▶ _Task directions_:
Check each line of the data for "this" and select those that have it.
____ Listed records
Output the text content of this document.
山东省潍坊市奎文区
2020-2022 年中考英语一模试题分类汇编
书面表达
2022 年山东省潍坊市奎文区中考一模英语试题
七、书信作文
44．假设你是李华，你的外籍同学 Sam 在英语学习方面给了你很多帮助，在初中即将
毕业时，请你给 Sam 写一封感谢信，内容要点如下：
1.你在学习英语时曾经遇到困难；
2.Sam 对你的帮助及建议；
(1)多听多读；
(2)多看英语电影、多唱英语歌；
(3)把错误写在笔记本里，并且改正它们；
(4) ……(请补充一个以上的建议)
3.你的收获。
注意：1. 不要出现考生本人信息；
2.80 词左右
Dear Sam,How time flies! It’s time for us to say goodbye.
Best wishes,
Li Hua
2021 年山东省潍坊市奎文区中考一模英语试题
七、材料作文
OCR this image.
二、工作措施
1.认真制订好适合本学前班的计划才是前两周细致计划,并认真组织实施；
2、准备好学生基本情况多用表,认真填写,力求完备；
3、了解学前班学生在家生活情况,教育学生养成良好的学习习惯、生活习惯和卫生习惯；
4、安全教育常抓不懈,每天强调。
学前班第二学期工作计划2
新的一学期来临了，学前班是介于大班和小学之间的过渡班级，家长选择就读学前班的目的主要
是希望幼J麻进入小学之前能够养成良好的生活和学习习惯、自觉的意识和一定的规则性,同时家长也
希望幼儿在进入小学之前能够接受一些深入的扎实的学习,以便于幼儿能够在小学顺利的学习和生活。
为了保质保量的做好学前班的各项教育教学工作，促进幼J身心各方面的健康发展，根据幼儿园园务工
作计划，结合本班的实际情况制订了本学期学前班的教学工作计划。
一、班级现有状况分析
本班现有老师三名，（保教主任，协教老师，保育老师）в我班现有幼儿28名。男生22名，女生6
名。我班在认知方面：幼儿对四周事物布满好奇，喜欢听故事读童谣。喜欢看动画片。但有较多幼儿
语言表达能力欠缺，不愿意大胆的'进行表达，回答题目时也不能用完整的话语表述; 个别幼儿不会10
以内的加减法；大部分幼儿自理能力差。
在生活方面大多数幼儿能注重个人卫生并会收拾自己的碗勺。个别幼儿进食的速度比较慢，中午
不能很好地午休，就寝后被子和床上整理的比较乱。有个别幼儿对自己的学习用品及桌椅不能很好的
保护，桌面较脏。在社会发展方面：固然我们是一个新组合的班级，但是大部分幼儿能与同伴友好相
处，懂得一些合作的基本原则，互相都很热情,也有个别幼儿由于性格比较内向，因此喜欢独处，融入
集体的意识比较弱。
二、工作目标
________
▶ _Correct output_:
Output the text content of this document.
OCR this image.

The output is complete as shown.